## Stated problem
All of the material below is to be retyped exactly.

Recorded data

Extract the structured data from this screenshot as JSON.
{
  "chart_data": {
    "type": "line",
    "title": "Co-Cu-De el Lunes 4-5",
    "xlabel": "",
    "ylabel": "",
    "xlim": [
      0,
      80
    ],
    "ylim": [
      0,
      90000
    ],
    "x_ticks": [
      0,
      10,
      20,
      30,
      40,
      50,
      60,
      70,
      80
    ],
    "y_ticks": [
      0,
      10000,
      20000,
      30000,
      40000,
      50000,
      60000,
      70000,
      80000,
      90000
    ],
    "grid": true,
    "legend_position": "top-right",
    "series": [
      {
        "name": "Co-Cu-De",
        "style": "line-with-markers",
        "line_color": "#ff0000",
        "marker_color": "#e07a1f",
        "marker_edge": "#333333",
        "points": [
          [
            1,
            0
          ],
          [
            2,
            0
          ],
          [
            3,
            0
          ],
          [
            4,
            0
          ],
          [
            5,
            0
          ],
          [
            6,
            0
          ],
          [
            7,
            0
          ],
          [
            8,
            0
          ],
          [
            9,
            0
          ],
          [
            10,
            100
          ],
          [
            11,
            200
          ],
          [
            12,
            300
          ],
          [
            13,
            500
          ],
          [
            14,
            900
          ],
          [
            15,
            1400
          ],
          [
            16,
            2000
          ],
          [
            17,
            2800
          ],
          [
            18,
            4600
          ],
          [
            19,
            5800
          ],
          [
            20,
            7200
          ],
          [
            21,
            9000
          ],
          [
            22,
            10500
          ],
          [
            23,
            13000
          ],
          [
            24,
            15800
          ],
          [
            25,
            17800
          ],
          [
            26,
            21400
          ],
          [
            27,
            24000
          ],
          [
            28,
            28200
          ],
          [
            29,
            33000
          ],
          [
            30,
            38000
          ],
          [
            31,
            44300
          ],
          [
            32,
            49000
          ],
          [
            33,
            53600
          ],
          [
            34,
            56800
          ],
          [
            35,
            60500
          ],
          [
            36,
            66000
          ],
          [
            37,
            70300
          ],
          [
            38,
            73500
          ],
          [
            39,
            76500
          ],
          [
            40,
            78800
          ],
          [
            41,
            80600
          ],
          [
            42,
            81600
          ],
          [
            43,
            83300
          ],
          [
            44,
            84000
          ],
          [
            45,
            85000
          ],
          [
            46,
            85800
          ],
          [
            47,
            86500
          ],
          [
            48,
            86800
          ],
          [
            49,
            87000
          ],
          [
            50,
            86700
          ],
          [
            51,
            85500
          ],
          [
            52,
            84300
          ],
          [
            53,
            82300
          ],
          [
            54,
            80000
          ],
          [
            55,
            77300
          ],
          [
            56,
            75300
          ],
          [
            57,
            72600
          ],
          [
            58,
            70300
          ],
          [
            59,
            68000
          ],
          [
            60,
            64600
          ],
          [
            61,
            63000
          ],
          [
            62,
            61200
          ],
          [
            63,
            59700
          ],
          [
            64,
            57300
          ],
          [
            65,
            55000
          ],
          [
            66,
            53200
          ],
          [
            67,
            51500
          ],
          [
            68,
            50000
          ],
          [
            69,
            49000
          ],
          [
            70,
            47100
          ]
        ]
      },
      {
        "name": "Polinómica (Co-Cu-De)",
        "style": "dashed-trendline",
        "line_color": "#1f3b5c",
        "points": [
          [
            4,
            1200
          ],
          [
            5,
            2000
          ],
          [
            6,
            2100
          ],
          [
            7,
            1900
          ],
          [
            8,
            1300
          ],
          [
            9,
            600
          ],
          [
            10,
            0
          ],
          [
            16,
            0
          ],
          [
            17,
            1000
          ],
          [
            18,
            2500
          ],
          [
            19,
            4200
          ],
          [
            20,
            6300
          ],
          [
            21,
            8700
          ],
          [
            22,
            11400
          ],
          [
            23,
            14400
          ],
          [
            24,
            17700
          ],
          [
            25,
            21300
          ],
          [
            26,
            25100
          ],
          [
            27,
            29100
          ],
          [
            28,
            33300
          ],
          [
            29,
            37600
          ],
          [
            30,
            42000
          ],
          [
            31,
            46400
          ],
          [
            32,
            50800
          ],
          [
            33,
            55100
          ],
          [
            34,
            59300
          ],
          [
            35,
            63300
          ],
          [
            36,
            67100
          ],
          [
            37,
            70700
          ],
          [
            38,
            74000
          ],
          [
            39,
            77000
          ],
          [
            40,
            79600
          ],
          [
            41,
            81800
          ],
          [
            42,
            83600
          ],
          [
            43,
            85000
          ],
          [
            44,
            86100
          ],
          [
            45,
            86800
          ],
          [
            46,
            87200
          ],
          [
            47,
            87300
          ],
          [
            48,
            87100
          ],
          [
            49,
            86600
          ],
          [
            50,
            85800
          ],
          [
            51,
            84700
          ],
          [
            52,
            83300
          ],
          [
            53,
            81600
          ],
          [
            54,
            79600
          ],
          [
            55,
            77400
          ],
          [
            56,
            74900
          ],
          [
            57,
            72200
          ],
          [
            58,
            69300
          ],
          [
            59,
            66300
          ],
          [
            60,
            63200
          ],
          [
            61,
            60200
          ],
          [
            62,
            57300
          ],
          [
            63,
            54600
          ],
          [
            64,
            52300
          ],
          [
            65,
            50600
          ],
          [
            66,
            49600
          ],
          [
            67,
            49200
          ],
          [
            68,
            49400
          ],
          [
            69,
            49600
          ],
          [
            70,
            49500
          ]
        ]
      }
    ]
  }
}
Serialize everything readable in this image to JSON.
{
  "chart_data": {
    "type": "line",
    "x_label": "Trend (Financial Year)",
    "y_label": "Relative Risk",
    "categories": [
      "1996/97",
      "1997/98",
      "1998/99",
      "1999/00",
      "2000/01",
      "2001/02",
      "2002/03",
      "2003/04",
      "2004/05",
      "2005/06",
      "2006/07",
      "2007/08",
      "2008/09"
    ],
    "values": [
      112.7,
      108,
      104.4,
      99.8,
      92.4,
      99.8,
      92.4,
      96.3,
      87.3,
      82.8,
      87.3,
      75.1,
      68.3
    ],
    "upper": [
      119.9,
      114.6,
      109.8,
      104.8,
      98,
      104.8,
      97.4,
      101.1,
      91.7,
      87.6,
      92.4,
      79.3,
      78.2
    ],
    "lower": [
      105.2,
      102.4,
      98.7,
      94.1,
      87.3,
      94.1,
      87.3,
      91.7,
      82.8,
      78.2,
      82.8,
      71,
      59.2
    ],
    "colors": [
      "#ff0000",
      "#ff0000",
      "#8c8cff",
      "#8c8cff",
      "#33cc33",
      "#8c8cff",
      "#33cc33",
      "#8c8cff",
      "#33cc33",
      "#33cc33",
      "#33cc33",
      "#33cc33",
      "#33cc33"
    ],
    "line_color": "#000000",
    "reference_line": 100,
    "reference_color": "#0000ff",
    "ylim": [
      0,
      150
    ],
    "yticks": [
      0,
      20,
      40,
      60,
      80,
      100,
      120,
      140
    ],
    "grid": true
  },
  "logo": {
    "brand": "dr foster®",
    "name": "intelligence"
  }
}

## Written answer
Extract the structured data from this screenshot as JSON.
{
  "chart_data": {
    "type": "line",
    "title": "Co-Cu-De el Lunes 4-5",
    "xlabel": "",
    "ylabel": "",
    "xlim": [
      0,
      80
    ],
    "ylim": [
      0,
      90000
    ],
    "x_ticks": [
      0,
      10,
      20,
      30,
      40,
      50,
      60,
      70,
      80
    ],
    "y_ticks": [
      0,
      10000,
      20000,
      30000,
      40000,
      50000,
      60000,
      70000,
      80000,
      90000
    ],
    "grid": true,
    "legend_position": "top-right",
    "series": [
      {
        "name": "Co-Cu-De",
        "style": "line-with-markers",
        "line_color": "#ff0000",
        "marker_color": "#e07a1f",
        "marker_edge": "#333333",
        "points": [
          [
            1,
            0
          ],
          [
            2,
            0
          ],
          [
            3,
            0
          ],
          [
            4,
            0
          ],
          [
            5,
            0
          ],
          [
            6,
            0
          ],
          [
            7,
            0
          ],
          [
            8,
            0
          ],
          [
            9,
            0
          ],
          [
            10,
            100
          ],
          [
            11,
            200
          ],
          [
            12,
            300
          ],
          [
            13,
            500
          ],
          [
            14,
            900
          ],
          [
            15,
            1400
          ],
          [
            16,
            2000
          ],
          [
            17,
            2800
          ],
          [
            18,
            4600
          ],
          [
            19,
            5800
          ],
          [
            20,
            7200
          ],
          [
            21,
            9000
          ],
          [
            22,
            10500
          ],
          [
            23,
            13000
          ],
          [
            24,
            15800
          ],
          [
            25,
            17800
          ],
          [
            26,
            21400
          ],
          [
            27,
            24000
          ],
          [
            28,
            28200
          ],
          [
            29,
            33000
          ],
          [
            30,
            38000
          ],
          [
            31,
            44300
          ],
          [
            32,
            49000
          ],
          [
            33,
            53600
          ],
          [
            34,
            56800
          ],
          [
            35,
            60500
          ],
          [
            36,
            66000
          ],
          [
            37,
            70300
          ],
          [
            38,
            73500
          ],
          [
            39,
            76500
          ],
          [
            40,
            78800
          ],
          [
            41,
            80600
          ],
          [
            42,
            81600
          ],
          [
            43,
            83300
          ],
          [
            44,
            84000
          ],
          [
            45,
            85000
          ],
          [
            46,
            85800
          ],
          [
            47,
            86500
          ],
          [
            48,
            86800
          ],
          [
            49,
            87000
          ],
          [
            50,
            86700
          ],
          [
            51,
            85500
          ],
          [
            52,
            84300
          ],
          [
            53,
            82300
          ],
          [
            54,
            80000
          ],
          [
            55,
            77300
          ],
          [
            56,
            75300
          ],
          [
            57,
            72600
          ],
          [
            58,
            70300
          ],
          [
            59,
            68000
          ],
          [
            60,
            64600
          ],
          [
            61,
            63000
          ],
          [
            62,
            61200
          ],
          [
            63,
            59700
          ],
          [
            64,
            57300
          ],
          [
            65,
            55000
          ],
          [
            66,
            53200
          ],
          [
            67,
            51500
          ],
          [
            68,
            50000
          ],
          [
            69,
            49000
          ],
          [
            70,
            47100
          ]
        ]
      },
      {
        "name": "Polinómica (Co-Cu-De)",
        "style": "dashed-trendline",
        "line_color": "#1f3b5c",
        "points": [
          [
            4,
            1200
          ],
          [
            5,
            2000
          ],
          [
            6,
            2100
          ],
          [
            7,
            1900
          ],
          [
            8,
            1300
          ],
          [
            9,
            600
          ],
          [
            10,
            0
          ],
          [
            16,
            0
          ],
          [
            17,
            1000
          ],
          [
            18,
            2500
          ],
          [
            19,
            4200
          ],
          [
            20,
            6300
          ],
          [
            21,
            8700
          ],
          [
            22,
            11400
          ],
          [
            23,
            14400
          ],
          [
            24,
            17700
          ],
          [
            25,
            21300
          ],
          [
            26,
            25100
          ],
          [
            27,
            29100
          ],
          [
            28,
            33300
          ],
          [
            29,
            37600
          ],
          [
            30,
            42000
          ],
          [
            31,
            46400
          ],
          [
            32,
            50800
          ],
          [
            33,
            55100
          ],
          [
            34,
            59300
          ],
          [
            35,
            63300
          ],
          [
            36,
            67100
          ],
          [
            37,
            70700
          ],
          [
            38,
            74000
          ],
          [
            39,
            77000
          ],
          [
            40,
            79600
          ],
          [
            41,
            81800
          ],
          [
            42,
            83600
          ],
          [
            43,
            85000
          ],
          [
            44,
            86100
          ],
          [
            45,
            86800
          ],
          [
            46,
            87200
          ],
          [
            47,
            87300
          ],
          [
            48,
            87100
          ],
          [
            49,
            86600
          ],
          [
            50,
            85800
          ],
          [
            51,
            84700
          ],
          [
            52,
            83300
          ],
          [
            53,
            81600
          ],
          [
            54,
            79600
          ],
          [
            55,
            77400
          ],
          [
            56,
            74900
          ],
          [
            57,
            72200
          ],
          [
            58,
            69300
          ],
          [
            59,
            66300
          ],
          [
            60,
            63200
          ],
          [
            61,
            60200
          ],
          [
            62,
            57300
          ],
          [
            63,
            54600
          ],
          [
            64,
            52300
          ],
          [
            65,
            50600
          ],
          [
            66,
            49600
          ],
          [
            67,
            49200
          ],
          [
            68,
            49400
          ],
          [
            69,
            49600
          ],
          [
            70,
            49500
          ]
        ]
      }
    ]
  }
}
Serialize everything readable in this image to JSON.
{
  "chart_data": {
    "type": "line",
    "x_label": "Trend (Financial Year)",
    "y_label": "Relative Risk",
    "categories": [
      "1996/97",
      "1997/98",
      "1998/99",
      "1999/00",
      "2000/01",
      "2001/02",
      "2002/03",
      "2003/04",
      "2004/05",
      "2005/06",
      "2006/07",
      "2007/08",
      "2008/09"
    ],
    "values": [
      112.7,
      108,
      104.4,
      99.8,
      92.4,
      99.8,
      92.4,
      96.3,
      87.3,
      82.8,
      87.3,
      75.1,
      68.3
    ],
    "upper": [
      119.9,
      114.6,
      109.8,
      104.8,
      98,
      104.8,
      97.4,
      101.1,
      91.7,
      87.6,
      92.4,
      79.3,
      78.2
    ],
    "lower": [
      105.2,
      102.4,
      98.7,
      94.1,
      87.3,
      94.1,
      87.3,
      91.7,
      82.8,
      78.2,
      82.8,
      71,
      59.2
    ],
    "colors": [
      "#ff0000",
      "#ff0000",
      "#8c8cff",
      "#8c8cff",
      "#33cc33",
      "#8c8cff",
      "#33cc33",
      "#8c8cff",
      "#33cc33",
      "#33cc33",
      "#33cc33",
      "#33cc33",
      "#33cc33"
    ],
    "line_color": "#000000",
    "reference_line": 100,
    "reference_color": "#0000ff",
    "ylim": [
      0,
      150
    ],
    "yticks": [
      0,
      20,
      40,
      60,
      80,
      100,
      120,
      140
    ],
    "grid": true
  },
  "logo": {
    "brand": "dr foster®",
    "name": "intelligence"
  }
}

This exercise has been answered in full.